— GIVEN PROBLEM —
The records underneath are to be repeated exactly, with the pictures left out.

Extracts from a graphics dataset
· · · · ·

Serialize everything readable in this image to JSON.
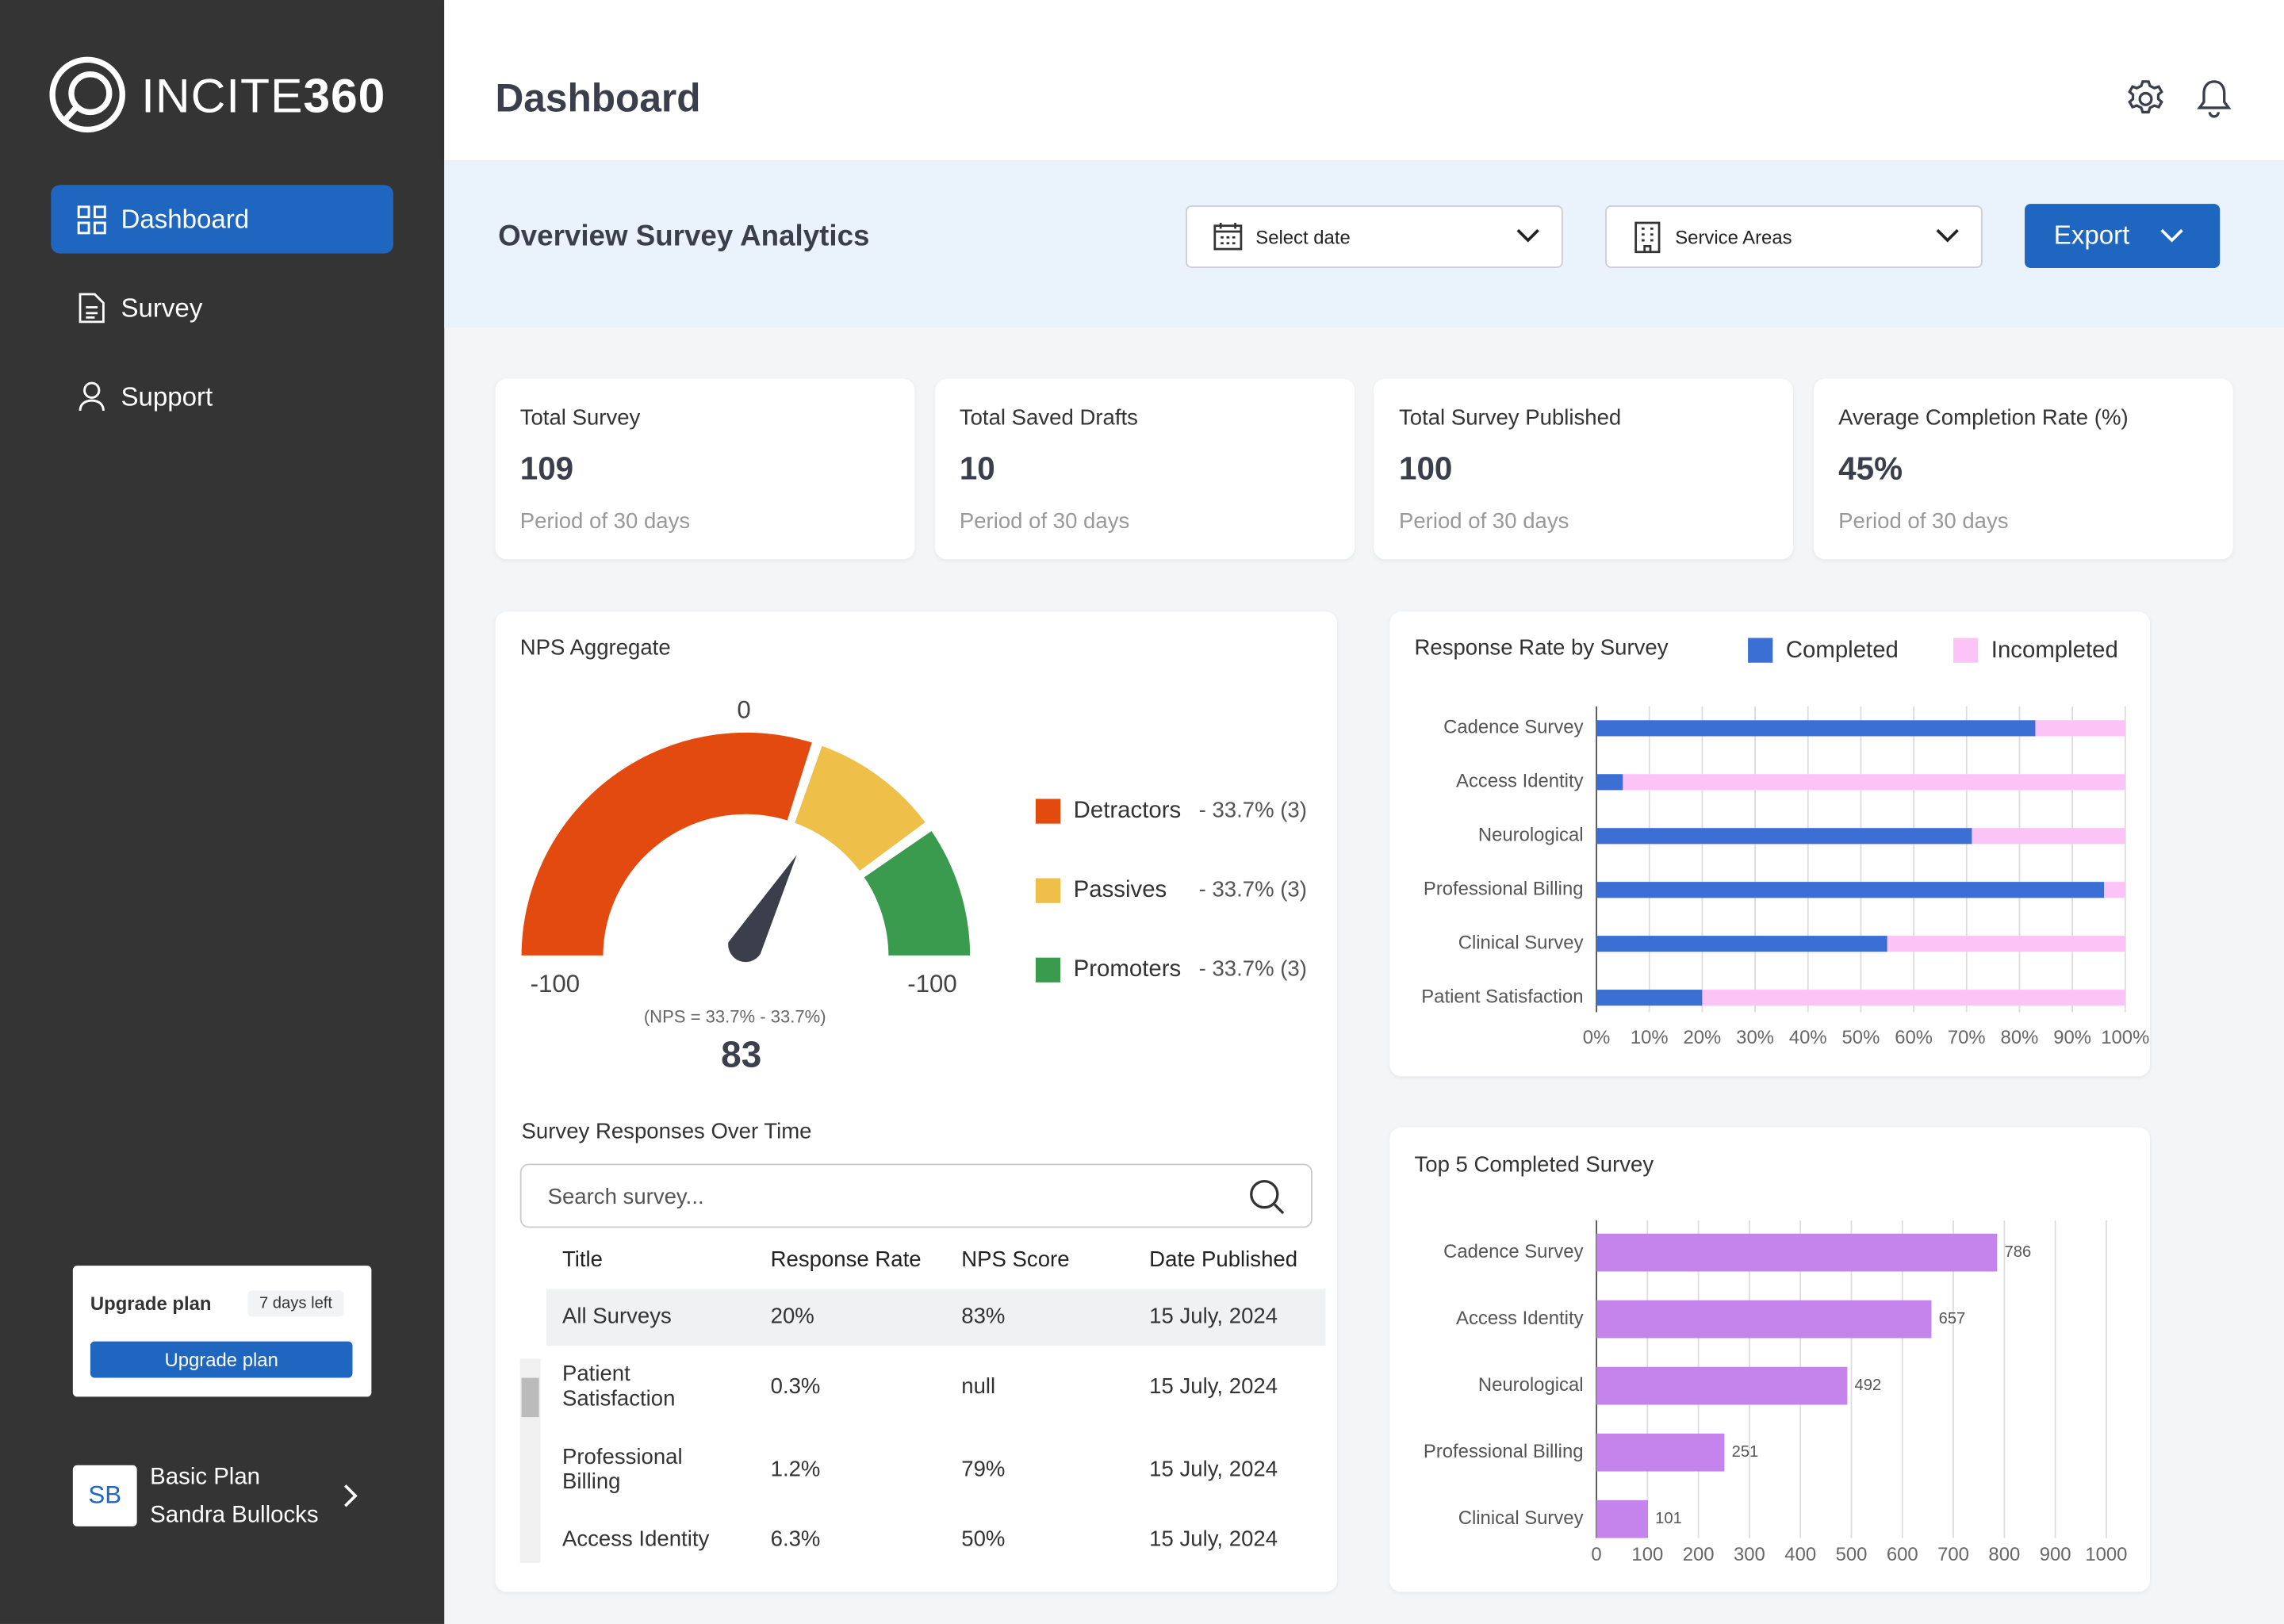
{
  "sidebar": {
    "logo_prefix": "INCITE",
    "logo_suffix": "360",
    "nav": [
      "Dashboard",
      "Survey",
      "Support"
    ],
    "upgrade": {
      "title": "Upgrade plan",
      "badge": "7 days left",
      "button": "Upgrade plan"
    },
    "user": {
      "initials": "SB",
      "plan": "Basic Plan",
      "name": "Sandra Bullocks"
    }
  },
  "header": {
    "title": "Dashboard"
  },
  "toolbar": {
    "title": "Overview Survey Analytics",
    "date": "Select date",
    "areas": "Service Areas",
    "export": "Export"
  },
  "stats": [
    {
      "label": "Total Survey",
      "value": "109",
      "note": "Period of 30 days"
    },
    {
      "label": "Total Saved Drafts",
      "value": "10",
      "note": "Period of 30 days"
    },
    {
      "label": "Total Survey Published",
      "value": "100",
      "note": "Period of 30 days"
    },
    {
      "label": "Average Completion Rate (%)",
      "value": "45%",
      "note": "Period of 30 days"
    }
  ],
  "nps": {
    "title": "NPS Aggregate",
    "scale_top": "0",
    "scale_left": "-100",
    "scale_right": "-100",
    "formula": "(NPS = 33.7% - 33.7%)",
    "score": "83",
    "legend": [
      {
        "name": "Detractors",
        "detail": "- 33.7% (3)",
        "color": "#e24a0f"
      },
      {
        "name": "Passives",
        "detail": "- 33.7% (3)",
        "color": "#eec04a"
      },
      {
        "name": "Promoters",
        "detail": "- 33.7% (3)",
        "color": "#3a9a4e"
      }
    ]
  },
  "responses": {
    "title": "Survey Responses Over Time",
    "search_placeholder": "Search survey...",
    "columns": [
      "Title",
      "Response Rate",
      "NPS Score",
      "Date Published"
    ],
    "rows": [
      [
        "All Surveys",
        "20%",
        "83%",
        "15 July, 2024"
      ],
      [
        "Patient Satisfaction",
        "0.3%",
        "null",
        "15 July, 2024"
      ],
      [
        "Professional Billing",
        "1.2%",
        "79%",
        "15 July, 2024"
      ],
      [
        "Access Identity",
        "6.3%",
        "50%",
        "15 July, 2024"
      ]
    ]
  },
  "chart_data": [
    {
      "type": "bar",
      "orientation": "horizontal",
      "stacked": true,
      "title": "Response Rate by Survey",
      "categories": [
        "Cadence Survey",
        "Access Identity",
        "Neurological",
        "Professional Billing",
        "Clinical Survey",
        "Patient Satisfaction"
      ],
      "series": [
        {
          "name": "Completed",
          "color": "#3b6fd4",
          "values": [
            83,
            5,
            71,
            96,
            55,
            20
          ]
        },
        {
          "name": "Incompleted",
          "color": "#fcc3f6",
          "values": [
            17,
            95,
            29,
            4,
            45,
            80
          ]
        }
      ],
      "xlim": [
        0,
        100
      ],
      "xticks": [
        {
          "value": 0,
          "label": "0%"
        },
        {
          "value": 10,
          "label": "10%"
        },
        {
          "value": 20,
          "label": "20%"
        },
        {
          "value": 30,
          "label": "30%"
        },
        {
          "value": 40,
          "label": "40%"
        },
        {
          "value": 50,
          "label": "50%"
        },
        {
          "value": 60,
          "label": "60%"
        },
        {
          "value": 70,
          "label": "70%"
        },
        {
          "value": 80,
          "label": "80%"
        },
        {
          "value": 90,
          "label": "90%"
        },
        {
          "value": 100,
          "label": "100%"
        }
      ],
      "grid": true
    },
    {
      "type": "bar",
      "orientation": "horizontal",
      "title": "Top 5 Completed Survey",
      "categories": [
        "Cadence Survey",
        "Access Identity",
        "Neurological",
        "Professional Billing",
        "Clinical Survey"
      ],
      "values": [
        786,
        657,
        492,
        251,
        101
      ],
      "color": "#c583ec",
      "xlim": [
        0,
        1000
      ],
      "xticks": [
        0,
        100,
        200,
        300,
        400,
        500,
        600,
        700,
        800,
        900,
        1000
      ],
      "grid": true
    }
  ]
}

· · · · ·

— SOLUTION —
Serialize everything readable in this image to JSON.
{
  "sidebar": {
    "logo_prefix": "INCITE",
    "logo_suffix": "360",
    "nav": [
      "Dashboard",
      "Survey",
      "Support"
    ],
    "upgrade": {
      "title": "Upgrade plan",
      "badge": "7 days left",
      "button": "Upgrade plan"
    },
    "user": {
      "initials": "SB",
      "plan": "Basic Plan",
      "name": "Sandra Bullocks"
    }
  },
  "header": {
    "title": "Dashboard"
  },
  "toolbar": {
    "title": "Overview Survey Analytics",
    "date": "Select date",
    "areas": "Service Areas",
    "export": "Export"
  },
  "stats": [
    {
      "label": "Total Survey",
      "value": "109",
      "note": "Period of 30 days"
    },
    {
      "label": "Total Saved Drafts",
      "value": "10",
      "note": "Period of 30 days"
    },
    {
      "label": "Total Survey Published",
      "value": "100",
      "note": "Period of 30 days"
    },
    {
      "label": "Average Completion Rate (%)",
      "value": "45%",
      "note": "Period of 30 days"
    }
  ],
  "nps": {
    "title": "NPS Aggregate",
    "scale_top": "0",
    "scale_left": "-100",
    "scale_right": "-100",
    "formula": "(NPS = 33.7% - 33.7%)",
    "score": "83",
    "legend": [
      {
        "name": "Detractors",
        "detail": "- 33.7% (3)",
        "color": "#e24a0f"
      },
      {
        "name": "Passives",
        "detail": "- 33.7% (3)",
        "color": "#eec04a"
      },
      {
        "name": "Promoters",
        "detail": "- 33.7% (3)",
        "color": "#3a9a4e"
      }
    ]
  },
  "responses": {
    "title": "Survey Responses Over Time",
    "search_placeholder": "Search survey...",
    "columns": [
      "Title",
      "Response Rate",
      "NPS Score",
      "Date Published"
    ],
    "rows": [
      [
        "All Surveys",
        "20%",
        "83%",
        "15 July, 2024"
      ],
      [
        "Patient Satisfaction",
        "0.3%",
        "null",
        "15 July, 2024"
      ],
      [
        "Professional Billing",
        "1.2%",
        "79%",
        "15 July, 2024"
      ],
      [
        "Access Identity",
        "6.3%",
        "50%",
        "15 July, 2024"
      ]
    ]
  },
  "chart_data": [
    {
      "type": "bar",
      "orientation": "horizontal",
      "stacked": true,
      "title": "Response Rate by Survey",
      "categories": [
        "Cadence Survey",
        "Access Identity",
        "Neurological",
        "Professional Billing",
        "Clinical Survey",
        "Patient Satisfaction"
      ],
      "series": [
        {
          "name": "Completed",
          "color": "#3b6fd4",
          "values": [
            83,
            5,
            71,
            96,
            55,
            20
          ]
        },
        {
          "name": "Incompleted",
          "color": "#fcc3f6",
          "values": [
            17,
            95,
            29,
            4,
            45,
            80
          ]
        }
      ],
      "xlim": [
        0,
        100
      ],
      "xticks": [
        {
          "value": 0,
          "label": "0%"
        },
        {
          "value": 10,
          "label": "10%"
        },
        {
          "value": 20,
          "label": "20%"
        },
        {
          "value": 30,
          "label": "30%"
        },
        {
          "value": 40,
          "label": "40%"
        },
        {
          "value": 50,
          "label": "50%"
        },
        {
          "value": 60,
          "label": "60%"
        },
        {
          "value": 70,
          "label": "70%"
        },
        {
          "value": 80,
          "label": "80%"
        },
        {
          "value": 90,
          "label": "90%"
        },
        {
          "value": 100,
          "label": "100%"
        }
      ],
      "grid": true
    },
    {
      "type": "bar",
      "orientation": "horizontal",
      "title": "Top 5 Completed Survey",
      "categories": [
        "Cadence Survey",
        "Access Identity",
        "Neurological",
        "Professional Billing",
        "Clinical Survey"
      ],
      "values": [
        786,
        657,
        492,
        251,
        101
      ],
      "color": "#c583ec",
      "xlim": [
        0,
        1000
      ],
      "xticks": [
        0,
        100,
        200,
        300,
        400,
        500,
        600,
        700,
        800,
        900,
        1000
      ],
      "grid": true
    }
  ]
}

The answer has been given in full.